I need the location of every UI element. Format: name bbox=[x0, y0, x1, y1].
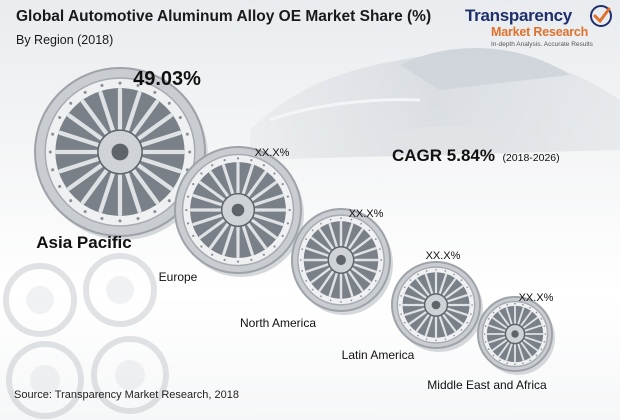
wheel-mark-asia-pacific bbox=[34, 67, 208, 240]
value-label: XX.X% bbox=[255, 147, 290, 159]
value-label: XX.X% bbox=[519, 292, 554, 304]
logo-text-line1: Transparency bbox=[465, 6, 572, 25]
wheel-mark-europe bbox=[174, 146, 304, 277]
category-label: Middle East and Africa bbox=[427, 378, 547, 392]
logo-tagline: In-depth Analysis. Accurate Results bbox=[491, 41, 593, 48]
category-label: Europe bbox=[159, 270, 198, 284]
car-background-image bbox=[250, 48, 620, 160]
cagr-period: (2018-2026) bbox=[502, 152, 560, 164]
checkmark-icon bbox=[590, 5, 612, 27]
stacked-wheels-background-image bbox=[3, 253, 169, 419]
wheel-mark-middle-east-and-africa bbox=[477, 296, 555, 375]
value-label: 49.03% bbox=[133, 68, 201, 90]
chart-subtitle: By Region (2018) bbox=[16, 33, 114, 47]
value-label: XX.X% bbox=[349, 208, 384, 220]
cagr-annotation: CAGR 5.84% (2018-2026) bbox=[392, 146, 560, 166]
source-note: Source: Transparency Market Research, 20… bbox=[14, 389, 240, 401]
wheel-mark-latin-america bbox=[391, 261, 483, 352]
company-logo: Transparency Market Research In-depth An… bbox=[465, 5, 615, 56]
wheel-mark-north-america bbox=[291, 208, 393, 315]
value-label: XX.X% bbox=[426, 250, 461, 262]
cagr-value: CAGR 5.84% bbox=[392, 146, 495, 165]
category-label: North America bbox=[240, 316, 316, 330]
category-label: Asia Pacific bbox=[36, 233, 131, 252]
logo-text-line2: Market Research bbox=[491, 25, 589, 39]
category-label: Latin America bbox=[342, 348, 415, 362]
chart-title: Global Automotive Aluminum Alloy OE Mark… bbox=[16, 8, 432, 25]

******

Task statement – Reproduce all of the lines above word for word, omitting the picture.

Exercise result –
I need the location of every UI element. Format: name bbox=[x0, y0, x1, y1].
wheel-mark-asia-pacific bbox=[34, 67, 208, 240]
value-label: XX.X% bbox=[255, 147, 290, 159]
value-label: XX.X% bbox=[519, 292, 554, 304]
logo-text-line1: Transparency bbox=[465, 6, 572, 25]
wheel-mark-europe bbox=[174, 146, 304, 277]
category-label: Middle East and Africa bbox=[427, 378, 547, 392]
logo-tagline: In-depth Analysis. Accurate Results bbox=[491, 41, 593, 48]
category-label: Europe bbox=[159, 270, 198, 284]
car-background-image bbox=[250, 48, 620, 160]
cagr-period: (2018-2026) bbox=[502, 152, 560, 164]
checkmark-icon bbox=[590, 5, 612, 27]
stacked-wheels-background-image bbox=[3, 253, 169, 419]
wheel-mark-middle-east-and-africa bbox=[477, 296, 555, 375]
value-label: 49.03% bbox=[133, 68, 201, 90]
chart-subtitle: By Region (2018) bbox=[16, 33, 114, 47]
value-label: XX.X% bbox=[349, 208, 384, 220]
cagr-annotation: CAGR 5.84% (2018-2026) bbox=[392, 146, 560, 166]
source-note: Source: Transparency Market Research, 20… bbox=[14, 389, 240, 401]
wheel-mark-latin-america bbox=[391, 261, 483, 352]
company-logo: Transparency Market Research In-depth An… bbox=[465, 5, 615, 56]
wheel-mark-north-america bbox=[291, 208, 393, 315]
value-label: XX.X% bbox=[426, 250, 461, 262]
cagr-value: CAGR 5.84% bbox=[392, 146, 495, 165]
category-label: North America bbox=[240, 316, 316, 330]
category-label: Asia Pacific bbox=[36, 233, 131, 252]
logo-text-line2: Market Research bbox=[491, 25, 589, 39]
category-label: Latin America bbox=[342, 348, 415, 362]
chart-title: Global Automotive Aluminum Alloy OE Mark… bbox=[16, 8, 432, 25]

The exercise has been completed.